→ Exercise
Select and copy out every line in the records containing "color".

→ Data entries for graphics
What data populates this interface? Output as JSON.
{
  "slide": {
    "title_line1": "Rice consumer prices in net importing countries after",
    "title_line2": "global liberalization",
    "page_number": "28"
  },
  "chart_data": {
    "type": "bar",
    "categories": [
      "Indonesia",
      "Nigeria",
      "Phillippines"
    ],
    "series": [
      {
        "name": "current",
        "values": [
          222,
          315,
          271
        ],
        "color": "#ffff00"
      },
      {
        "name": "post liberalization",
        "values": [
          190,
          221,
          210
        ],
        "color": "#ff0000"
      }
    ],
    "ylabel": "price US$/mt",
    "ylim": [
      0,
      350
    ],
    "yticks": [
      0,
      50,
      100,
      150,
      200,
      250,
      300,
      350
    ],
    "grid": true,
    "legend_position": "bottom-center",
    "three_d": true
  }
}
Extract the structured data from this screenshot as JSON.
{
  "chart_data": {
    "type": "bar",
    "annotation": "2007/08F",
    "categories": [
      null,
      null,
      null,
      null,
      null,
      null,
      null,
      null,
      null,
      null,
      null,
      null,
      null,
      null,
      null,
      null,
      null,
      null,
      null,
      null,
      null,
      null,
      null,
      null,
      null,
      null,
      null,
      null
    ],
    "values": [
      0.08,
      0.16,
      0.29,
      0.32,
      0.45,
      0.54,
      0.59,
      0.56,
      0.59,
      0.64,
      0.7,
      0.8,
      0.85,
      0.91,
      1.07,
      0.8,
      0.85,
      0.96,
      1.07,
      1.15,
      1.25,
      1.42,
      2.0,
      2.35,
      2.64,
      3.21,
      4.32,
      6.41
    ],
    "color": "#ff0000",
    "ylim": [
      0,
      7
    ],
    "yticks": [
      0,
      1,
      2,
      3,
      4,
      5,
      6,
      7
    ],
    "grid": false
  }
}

→ Response to this exercise
        "color": "#ffff00"
        "color": "#ff0000"
    "color": "#ff0000",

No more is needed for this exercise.